## WHAT THE TASK REQUIRES
Reproduce the following entries verbatim, line for line.

__________________________________________________

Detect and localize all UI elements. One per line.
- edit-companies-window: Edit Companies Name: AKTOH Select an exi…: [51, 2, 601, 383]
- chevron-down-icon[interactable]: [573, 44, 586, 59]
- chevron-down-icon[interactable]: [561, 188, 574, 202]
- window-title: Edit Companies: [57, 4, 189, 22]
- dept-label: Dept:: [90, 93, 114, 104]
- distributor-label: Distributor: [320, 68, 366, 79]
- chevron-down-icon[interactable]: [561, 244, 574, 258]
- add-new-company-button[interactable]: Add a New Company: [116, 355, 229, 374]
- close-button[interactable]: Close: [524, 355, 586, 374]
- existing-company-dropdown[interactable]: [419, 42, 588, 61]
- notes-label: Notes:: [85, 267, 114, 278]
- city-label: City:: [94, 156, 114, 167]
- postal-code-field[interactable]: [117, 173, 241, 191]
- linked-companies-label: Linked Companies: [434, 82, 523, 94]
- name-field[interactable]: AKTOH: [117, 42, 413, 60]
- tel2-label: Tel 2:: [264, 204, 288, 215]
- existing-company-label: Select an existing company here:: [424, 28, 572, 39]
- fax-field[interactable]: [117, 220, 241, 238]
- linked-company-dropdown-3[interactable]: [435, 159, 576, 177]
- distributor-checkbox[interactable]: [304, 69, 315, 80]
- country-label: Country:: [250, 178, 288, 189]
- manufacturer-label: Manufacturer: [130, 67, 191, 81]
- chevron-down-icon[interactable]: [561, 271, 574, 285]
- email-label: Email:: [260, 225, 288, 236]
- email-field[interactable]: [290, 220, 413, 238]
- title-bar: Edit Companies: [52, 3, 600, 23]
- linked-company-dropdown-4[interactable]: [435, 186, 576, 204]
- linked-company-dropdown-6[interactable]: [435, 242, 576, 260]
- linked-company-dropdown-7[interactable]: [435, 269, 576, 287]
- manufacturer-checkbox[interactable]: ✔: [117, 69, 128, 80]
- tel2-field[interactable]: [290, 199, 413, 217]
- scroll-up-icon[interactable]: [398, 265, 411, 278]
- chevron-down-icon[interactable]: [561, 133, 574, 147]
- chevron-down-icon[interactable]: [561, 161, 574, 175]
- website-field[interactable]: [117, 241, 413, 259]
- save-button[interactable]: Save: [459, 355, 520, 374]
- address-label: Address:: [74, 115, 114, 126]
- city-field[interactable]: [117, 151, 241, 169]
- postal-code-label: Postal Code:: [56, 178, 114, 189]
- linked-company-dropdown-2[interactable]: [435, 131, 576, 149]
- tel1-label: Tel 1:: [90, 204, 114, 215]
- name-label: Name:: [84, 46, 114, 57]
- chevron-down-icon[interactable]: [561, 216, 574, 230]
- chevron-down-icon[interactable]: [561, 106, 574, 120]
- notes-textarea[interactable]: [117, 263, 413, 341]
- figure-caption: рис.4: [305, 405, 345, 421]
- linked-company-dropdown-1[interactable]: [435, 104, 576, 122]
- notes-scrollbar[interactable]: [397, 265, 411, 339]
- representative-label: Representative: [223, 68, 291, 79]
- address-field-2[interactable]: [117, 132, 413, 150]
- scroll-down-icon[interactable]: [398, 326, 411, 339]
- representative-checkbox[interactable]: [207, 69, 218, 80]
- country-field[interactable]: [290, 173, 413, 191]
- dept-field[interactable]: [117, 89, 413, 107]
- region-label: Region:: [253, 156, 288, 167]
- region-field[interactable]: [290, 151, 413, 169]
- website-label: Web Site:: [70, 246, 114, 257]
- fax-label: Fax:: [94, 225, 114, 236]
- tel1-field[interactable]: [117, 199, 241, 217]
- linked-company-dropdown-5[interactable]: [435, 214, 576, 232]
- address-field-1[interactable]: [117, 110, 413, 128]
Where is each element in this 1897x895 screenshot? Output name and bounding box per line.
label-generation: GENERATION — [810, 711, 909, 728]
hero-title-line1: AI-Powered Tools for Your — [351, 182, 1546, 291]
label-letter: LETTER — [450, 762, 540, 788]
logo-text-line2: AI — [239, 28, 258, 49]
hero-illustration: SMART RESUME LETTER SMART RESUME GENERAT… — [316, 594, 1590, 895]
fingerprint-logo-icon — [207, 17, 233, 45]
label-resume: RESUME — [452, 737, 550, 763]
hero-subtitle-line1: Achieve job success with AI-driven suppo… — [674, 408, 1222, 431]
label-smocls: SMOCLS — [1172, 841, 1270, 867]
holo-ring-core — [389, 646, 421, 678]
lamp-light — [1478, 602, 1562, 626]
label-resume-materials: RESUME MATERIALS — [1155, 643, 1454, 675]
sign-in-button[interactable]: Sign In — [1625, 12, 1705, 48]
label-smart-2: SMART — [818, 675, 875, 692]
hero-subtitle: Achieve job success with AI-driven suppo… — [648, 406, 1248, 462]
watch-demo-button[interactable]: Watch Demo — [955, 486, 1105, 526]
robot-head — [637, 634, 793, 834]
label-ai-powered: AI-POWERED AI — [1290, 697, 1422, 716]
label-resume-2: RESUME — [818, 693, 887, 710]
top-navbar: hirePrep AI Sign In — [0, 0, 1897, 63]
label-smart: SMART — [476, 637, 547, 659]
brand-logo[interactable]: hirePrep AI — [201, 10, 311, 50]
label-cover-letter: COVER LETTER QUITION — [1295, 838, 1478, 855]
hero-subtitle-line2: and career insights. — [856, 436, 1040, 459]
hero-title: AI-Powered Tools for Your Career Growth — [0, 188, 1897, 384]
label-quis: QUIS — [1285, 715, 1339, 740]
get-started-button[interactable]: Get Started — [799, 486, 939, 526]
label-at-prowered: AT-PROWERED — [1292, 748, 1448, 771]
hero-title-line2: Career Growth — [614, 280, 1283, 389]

__________________________________________________

## REPLY
Detect and localize all UI elements. One per line.
- edit-companies-window: Edit Companies Name: AKTOH Select an exi…: [51, 2, 601, 383]
- chevron-down-icon[interactable]: [573, 44, 586, 59]
- chevron-down-icon[interactable]: [561, 188, 574, 202]
- window-title: Edit Companies: [57, 4, 189, 22]
- dept-label: Dept:: [90, 93, 114, 104]
- distributor-label: Distributor: [320, 68, 366, 79]
- chevron-down-icon[interactable]: [561, 244, 574, 258]
- add-new-company-button[interactable]: Add a New Company: [116, 355, 229, 374]
- close-button[interactable]: Close: [524, 355, 586, 374]
- existing-company-dropdown[interactable]: [419, 42, 588, 61]
- notes-label: Notes:: [85, 267, 114, 278]
- city-label: City:: [94, 156, 114, 167]
- postal-code-field[interactable]: [117, 173, 241, 191]
- linked-companies-label: Linked Companies: [434, 82, 523, 94]
- name-field[interactable]: AKTOH: [117, 42, 413, 60]
- tel2-label: Tel 2:: [264, 204, 288, 215]
- existing-company-label: Select an existing company here:: [424, 28, 572, 39]
- fax-field[interactable]: [117, 220, 241, 238]
- linked-company-dropdown-3[interactable]: [435, 159, 576, 177]
- distributor-checkbox[interactable]: [304, 69, 315, 80]
- country-label: Country:: [250, 178, 288, 189]
- manufacturer-label: Manufacturer: [130, 67, 191, 81]
- chevron-down-icon[interactable]: [561, 271, 574, 285]
- email-label: Email:: [260, 225, 288, 236]
- email-field[interactable]: [290, 220, 413, 238]
- title-bar: Edit Companies: [52, 3, 600, 23]
- linked-company-dropdown-4[interactable]: [435, 186, 576, 204]
- linked-company-dropdown-6[interactable]: [435, 242, 576, 260]
- linked-company-dropdown-7[interactable]: [435, 269, 576, 287]
- manufacturer-checkbox[interactable]: ✔: [117, 69, 128, 80]
- tel2-field[interactable]: [290, 199, 413, 217]
- scroll-up-icon[interactable]: [398, 265, 411, 278]
- chevron-down-icon[interactable]: [561, 133, 574, 147]
- chevron-down-icon[interactable]: [561, 161, 574, 175]
- website-field[interactable]: [117, 241, 413, 259]
- save-button[interactable]: Save: [459, 355, 520, 374]
- address-label: Address:: [74, 115, 114, 126]
- city-field[interactable]: [117, 151, 241, 169]
- postal-code-label: Postal Code:: [56, 178, 114, 189]
- linked-company-dropdown-2[interactable]: [435, 131, 576, 149]
- tel1-label: Tel 1:: [90, 204, 114, 215]
- name-label: Name:: [84, 46, 114, 57]
- chevron-down-icon[interactable]: [561, 216, 574, 230]
- chevron-down-icon[interactable]: [561, 106, 574, 120]
- notes-textarea[interactable]: [117, 263, 413, 341]
- figure-caption: рис.4: [305, 405, 345, 421]
- linked-company-dropdown-1[interactable]: [435, 104, 576, 122]
- notes-scrollbar[interactable]: [397, 265, 411, 339]
- representative-label: Representative: [223, 68, 291, 79]
- address-field-2[interactable]: [117, 132, 413, 150]
- scroll-down-icon[interactable]: [398, 326, 411, 339]
- representative-checkbox[interactable]: [207, 69, 218, 80]
- country-field[interactable]: [290, 173, 413, 191]
- dept-field[interactable]: [117, 89, 413, 107]
- region-label: Region:: [253, 156, 288, 167]
- region-field[interactable]: [290, 151, 413, 169]
- website-label: Web Site:: [70, 246, 114, 257]
- fax-label: Fax:: [94, 225, 114, 236]
- tel1-field[interactable]: [117, 199, 241, 217]
- linked-company-dropdown-5[interactable]: [435, 214, 576, 232]
- address-field-1[interactable]: [117, 110, 413, 128]
Where is each element in this 1897x895 screenshot? Output name and bounding box per line.
label-generation: GENERATION — [810, 711, 909, 728]
hero-title-line1: AI-Powered Tools for Your — [351, 182, 1546, 291]
label-letter: LETTER — [450, 762, 540, 788]
logo-text-line2: AI — [239, 28, 258, 49]
hero-illustration: SMART RESUME LETTER SMART RESUME GENERAT… — [316, 594, 1590, 895]
fingerprint-logo-icon — [207, 17, 233, 45]
label-resume: RESUME — [452, 737, 550, 763]
hero-subtitle-line1: Achieve job success with AI-driven suppo… — [674, 408, 1222, 431]
label-smocls: SMOCLS — [1172, 841, 1270, 867]
holo-ring-core — [389, 646, 421, 678]
lamp-light — [1478, 602, 1562, 626]
label-resume-materials: RESUME MATERIALS — [1155, 643, 1454, 675]
sign-in-button[interactable]: Sign In — [1625, 12, 1705, 48]
label-smart-2: SMART — [818, 675, 875, 692]
hero-subtitle: Achieve job success with AI-driven suppo… — [648, 406, 1248, 462]
watch-demo-button[interactable]: Watch Demo — [955, 486, 1105, 526]
robot-head — [637, 634, 793, 834]
label-ai-powered: AI-POWERED AI — [1290, 697, 1422, 716]
label-resume-2: RESUME — [818, 693, 887, 710]
top-navbar: hirePrep AI Sign In — [0, 0, 1897, 63]
label-smart: SMART — [476, 637, 547, 659]
brand-logo[interactable]: hirePrep AI — [201, 10, 311, 50]
label-cover-letter: COVER LETTER QUITION — [1295, 838, 1478, 855]
hero-subtitle-line2: and career insights. — [856, 436, 1040, 459]
hero-title: AI-Powered Tools for Your Career Growth — [0, 188, 1897, 384]
label-quis: QUIS — [1285, 715, 1339, 740]
get-started-button[interactable]: Get Started — [799, 486, 939, 526]
label-at-prowered: AT-PROWERED — [1292, 748, 1448, 771]
hero-title-line2: Career Growth — [614, 280, 1283, 389]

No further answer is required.